— Begin Information provided —
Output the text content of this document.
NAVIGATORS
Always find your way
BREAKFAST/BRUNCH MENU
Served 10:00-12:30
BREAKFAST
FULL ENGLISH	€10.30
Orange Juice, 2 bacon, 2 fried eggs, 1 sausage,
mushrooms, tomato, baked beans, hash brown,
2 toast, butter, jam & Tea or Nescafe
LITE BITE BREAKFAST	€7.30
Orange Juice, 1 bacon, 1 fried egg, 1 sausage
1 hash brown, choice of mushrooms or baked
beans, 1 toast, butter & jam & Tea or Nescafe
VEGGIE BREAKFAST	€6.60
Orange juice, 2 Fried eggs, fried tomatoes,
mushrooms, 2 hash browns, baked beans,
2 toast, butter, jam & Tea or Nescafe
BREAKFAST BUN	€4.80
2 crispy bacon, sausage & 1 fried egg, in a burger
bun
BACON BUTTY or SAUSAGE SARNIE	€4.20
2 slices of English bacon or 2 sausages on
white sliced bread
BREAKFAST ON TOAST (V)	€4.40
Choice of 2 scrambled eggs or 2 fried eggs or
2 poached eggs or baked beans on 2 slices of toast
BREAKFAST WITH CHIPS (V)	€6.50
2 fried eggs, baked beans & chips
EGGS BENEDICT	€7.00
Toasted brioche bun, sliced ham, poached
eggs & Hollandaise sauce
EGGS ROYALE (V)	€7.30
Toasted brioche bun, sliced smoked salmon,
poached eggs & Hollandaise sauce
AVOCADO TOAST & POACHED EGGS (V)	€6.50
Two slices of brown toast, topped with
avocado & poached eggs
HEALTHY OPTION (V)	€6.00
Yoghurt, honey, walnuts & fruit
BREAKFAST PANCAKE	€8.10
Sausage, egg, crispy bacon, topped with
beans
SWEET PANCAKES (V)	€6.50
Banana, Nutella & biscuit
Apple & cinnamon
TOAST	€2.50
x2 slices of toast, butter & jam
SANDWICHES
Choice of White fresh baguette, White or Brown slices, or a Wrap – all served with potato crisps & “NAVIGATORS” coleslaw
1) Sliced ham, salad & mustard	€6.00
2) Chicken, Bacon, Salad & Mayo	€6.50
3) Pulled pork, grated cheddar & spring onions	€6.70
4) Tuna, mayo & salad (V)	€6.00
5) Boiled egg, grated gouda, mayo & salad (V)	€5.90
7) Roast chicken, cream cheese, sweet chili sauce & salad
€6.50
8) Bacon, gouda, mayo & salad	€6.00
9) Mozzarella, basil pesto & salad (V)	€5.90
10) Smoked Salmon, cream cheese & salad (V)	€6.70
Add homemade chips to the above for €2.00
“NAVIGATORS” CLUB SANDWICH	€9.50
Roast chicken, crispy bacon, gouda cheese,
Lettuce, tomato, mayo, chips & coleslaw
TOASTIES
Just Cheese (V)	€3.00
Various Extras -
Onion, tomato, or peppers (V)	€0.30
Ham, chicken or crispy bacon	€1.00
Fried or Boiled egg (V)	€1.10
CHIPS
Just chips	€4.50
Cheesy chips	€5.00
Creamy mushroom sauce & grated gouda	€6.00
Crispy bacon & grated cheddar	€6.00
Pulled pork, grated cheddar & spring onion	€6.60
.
— End Information provided —
» Your goal
In the entries above, identify every line with the word "brioche". Copy those lines.

» Answer to this exercise
Toasted brioche bun, sliced ham, poached
Toasted brioche bun, sliced smoked salmon,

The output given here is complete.